> [Task item]:
Please transcribe the entries below without changing a single character.
*** Data for review Section Begins ***
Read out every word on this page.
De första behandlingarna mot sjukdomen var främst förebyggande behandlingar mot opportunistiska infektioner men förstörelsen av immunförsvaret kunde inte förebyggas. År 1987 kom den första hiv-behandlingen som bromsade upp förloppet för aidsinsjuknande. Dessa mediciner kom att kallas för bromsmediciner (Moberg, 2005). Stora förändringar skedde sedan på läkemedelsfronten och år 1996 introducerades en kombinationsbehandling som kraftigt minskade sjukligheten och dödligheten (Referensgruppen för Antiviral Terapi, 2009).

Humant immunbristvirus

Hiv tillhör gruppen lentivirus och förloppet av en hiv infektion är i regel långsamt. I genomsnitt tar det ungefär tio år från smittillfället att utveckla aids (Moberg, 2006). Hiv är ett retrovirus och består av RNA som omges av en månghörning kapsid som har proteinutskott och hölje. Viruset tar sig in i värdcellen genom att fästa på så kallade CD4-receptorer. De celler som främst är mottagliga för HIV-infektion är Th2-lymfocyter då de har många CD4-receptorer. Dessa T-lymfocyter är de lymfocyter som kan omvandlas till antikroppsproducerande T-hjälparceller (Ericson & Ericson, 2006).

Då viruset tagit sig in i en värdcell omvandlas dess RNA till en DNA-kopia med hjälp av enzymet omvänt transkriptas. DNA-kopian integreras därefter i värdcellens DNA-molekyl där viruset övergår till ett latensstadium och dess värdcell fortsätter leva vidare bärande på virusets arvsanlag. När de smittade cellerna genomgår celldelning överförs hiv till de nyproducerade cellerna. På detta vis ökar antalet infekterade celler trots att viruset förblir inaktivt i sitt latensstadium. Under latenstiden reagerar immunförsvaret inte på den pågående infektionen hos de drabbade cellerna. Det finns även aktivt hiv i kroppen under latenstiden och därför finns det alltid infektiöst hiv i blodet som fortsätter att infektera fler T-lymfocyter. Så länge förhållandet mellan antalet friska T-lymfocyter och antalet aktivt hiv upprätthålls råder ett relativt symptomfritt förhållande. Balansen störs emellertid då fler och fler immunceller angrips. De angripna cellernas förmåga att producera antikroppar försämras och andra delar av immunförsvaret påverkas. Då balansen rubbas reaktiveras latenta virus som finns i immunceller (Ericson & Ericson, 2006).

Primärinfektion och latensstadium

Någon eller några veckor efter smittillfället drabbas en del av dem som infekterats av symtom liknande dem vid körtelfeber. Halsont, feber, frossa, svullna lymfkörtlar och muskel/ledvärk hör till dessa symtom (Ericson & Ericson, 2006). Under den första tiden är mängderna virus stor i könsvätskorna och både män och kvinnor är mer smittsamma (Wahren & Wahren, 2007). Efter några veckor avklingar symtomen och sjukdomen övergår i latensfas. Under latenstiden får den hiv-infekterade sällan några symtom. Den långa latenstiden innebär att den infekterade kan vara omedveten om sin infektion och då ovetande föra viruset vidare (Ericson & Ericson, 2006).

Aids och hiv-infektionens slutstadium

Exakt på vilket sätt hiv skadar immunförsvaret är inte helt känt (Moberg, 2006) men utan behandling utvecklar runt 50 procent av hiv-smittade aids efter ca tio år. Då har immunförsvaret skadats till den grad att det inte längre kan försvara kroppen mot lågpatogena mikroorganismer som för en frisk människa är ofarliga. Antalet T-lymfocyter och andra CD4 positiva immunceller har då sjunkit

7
*** Data for review Section Ends ***
> [Answer box]:
Read out every word on this page.
De första behandlingarna mot sjukdomen var främst förebyggande behandlingar mot opportunistiska infektioner men förstörelsen av immunförsvaret kunde inte förebyggas. År 1987 kom den första hiv-behandlingen som bromsade upp förloppet för aidsinsjuknande. Dessa mediciner kom att kallas för bromsmediciner (Moberg, 2005). Stora förändringar skedde sedan på läkemedelsfronten och år 1996 introducerades en kombinationsbehandling som kraftigt minskade sjukligheten och dödligheten (Referensgruppen för Antiviral Terapi, 2009).

Humant immunbristvirus

Hiv tillhör gruppen lentivirus och förloppet av en hiv infektion är i regel långsamt. I genomsnitt tar det ungefär tio år från smittillfället att utveckla aids (Moberg, 2006). Hiv är ett retrovirus och består av RNA som omges av en månghörning kapsid som har proteinutskott och hölje. Viruset tar sig in i värdcellen genom att fästa på så kallade CD4-receptorer. De celler som främst är mottagliga för HIV-infektion är Th2-lymfocyter då de har många CD4-receptorer. Dessa T-lymfocyter är de lymfocyter som kan omvandlas till antikroppsproducerande T-hjälparceller (Ericson & Ericson, 2006).

Då viruset tagit sig in i en värdcell omvandlas dess RNA till en DNA-kopia med hjälp av enzymet omvänt transkriptas. DNA-kopian integreras därefter i värdcellens DNA-molekyl där viruset övergår till ett latensstadium och dess värdcell fortsätter leva vidare bärande på virusets arvsanlag. När de smittade cellerna genomgår celldelning överförs hiv till de nyproducerade cellerna. På detta vis ökar antalet infekterade celler trots att viruset förblir inaktivt i sitt latensstadium. Under latenstiden reagerar immunförsvaret inte på den pågående infektionen hos de drabbade cellerna. Det finns även aktivt hiv i kroppen under latenstiden och därför finns det alltid infektiöst hiv i blodet som fortsätter att infektera fler T-lymfocyter. Så länge förhållandet mellan antalet friska T-lymfocyter och antalet aktivt hiv upprätthålls råder ett relativt symptomfritt förhållande. Balansen störs emellertid då fler och fler immunceller angrips. De angripna cellernas förmåga att producera antikroppar försämras och andra delar av immunförsvaret påverkas. Då balansen rubbas reaktiveras latenta virus som finns i immunceller (Ericson & Ericson, 2006).

Primärinfektion och latensstadium

Någon eller några veckor efter smittillfället drabbas en del av dem som infekterats av symtom liknande dem vid körtelfeber. Halsont, feber, frossa, svullna lymfkörtlar och muskel/ledvärk hör till dessa symtom (Ericson & Ericson, 2006). Under den första tiden är mängderna virus stor i könsvätskorna och både män och kvinnor är mer smittsamma (Wahren & Wahren, 2007). Efter några veckor avklingar symtomen och sjukdomen övergår i latensfas. Under latenstiden får den hiv-infekterade sällan några symtom. Den långa latenstiden innebär att den infekterade kan vara omedveten om sin infektion och då ovetande föra viruset vidare (Ericson & Ericson, 2006).

Aids och hiv-infektionens slutstadium

Exakt på vilket sätt hiv skadar immunförsvaret är inte helt känt (Moberg, 2006) men utan behandling utvecklar runt 50 procent av hiv-smittade aids efter ca tio år. Då har immunförsvaret skadats till den grad att det inte längre kan försvara kroppen mot lågpatogena mikroorganismer som för en frisk människa är ofarliga. Antalet T-lymfocyter och andra CD4 positiva immunceller har då sjunkit

7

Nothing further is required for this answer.